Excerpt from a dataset
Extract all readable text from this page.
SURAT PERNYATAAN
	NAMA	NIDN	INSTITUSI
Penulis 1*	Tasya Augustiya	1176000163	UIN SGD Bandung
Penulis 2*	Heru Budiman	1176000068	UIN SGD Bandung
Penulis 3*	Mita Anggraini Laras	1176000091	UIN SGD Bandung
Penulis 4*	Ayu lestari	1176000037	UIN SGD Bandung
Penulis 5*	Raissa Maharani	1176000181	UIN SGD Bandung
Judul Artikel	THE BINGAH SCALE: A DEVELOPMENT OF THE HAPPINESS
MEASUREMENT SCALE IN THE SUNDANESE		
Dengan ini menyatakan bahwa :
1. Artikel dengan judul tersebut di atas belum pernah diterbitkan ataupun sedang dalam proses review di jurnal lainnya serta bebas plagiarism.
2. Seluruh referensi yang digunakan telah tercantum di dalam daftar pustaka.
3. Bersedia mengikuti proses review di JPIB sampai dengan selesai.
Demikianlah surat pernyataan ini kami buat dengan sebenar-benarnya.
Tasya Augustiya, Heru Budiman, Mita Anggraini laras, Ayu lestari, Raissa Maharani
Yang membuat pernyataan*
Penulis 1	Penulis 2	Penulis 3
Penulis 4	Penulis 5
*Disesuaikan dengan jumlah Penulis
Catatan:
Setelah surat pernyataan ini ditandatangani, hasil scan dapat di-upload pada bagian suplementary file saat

## Task requirements
Extract all of the material exactly as it is written.

## Written solution
Extract all readable text from this page.
SURAT PERNYATAAN
	NAMA	NIDN	INSTITUSI
Penulis 1*	Tasya Augustiya	1176000163	UIN SGD Bandung
Penulis 2*	Heru Budiman	1176000068	UIN SGD Bandung
Penulis 3*	Mita Anggraini Laras	1176000091	UIN SGD Bandung
Penulis 4*	Ayu lestari	1176000037	UIN SGD Bandung
Penulis 5*	Raissa Maharani	1176000181	UIN SGD Bandung
Judul Artikel	THE BINGAH SCALE: A DEVELOPMENT OF THE HAPPINESS
MEASUREMENT SCALE IN THE SUNDANESE		
Dengan ini menyatakan bahwa :
1. Artikel dengan judul tersebut di atas belum pernah diterbitkan ataupun sedang dalam proses review di jurnal lainnya serta bebas plagiarism.
2. Seluruh referensi yang digunakan telah tercantum di dalam daftar pustaka.
3. Bersedia mengikuti proses review di JPIB sampai dengan selesai.
Demikianlah surat pernyataan ini kami buat dengan sebenar-benarnya.
Tasya Augustiya, Heru Budiman, Mita Anggraini laras, Ayu lestari, Raissa Maharani
Yang membuat pernyataan*
Penulis 1	Penulis 2	Penulis 3
Penulis 4	Penulis 5
*Disesuaikan dengan jumlah Penulis
Catatan:
Setelah surat pernyataan ini ditandatangani, hasil scan dapat di-upload pada bagian suplementary file saat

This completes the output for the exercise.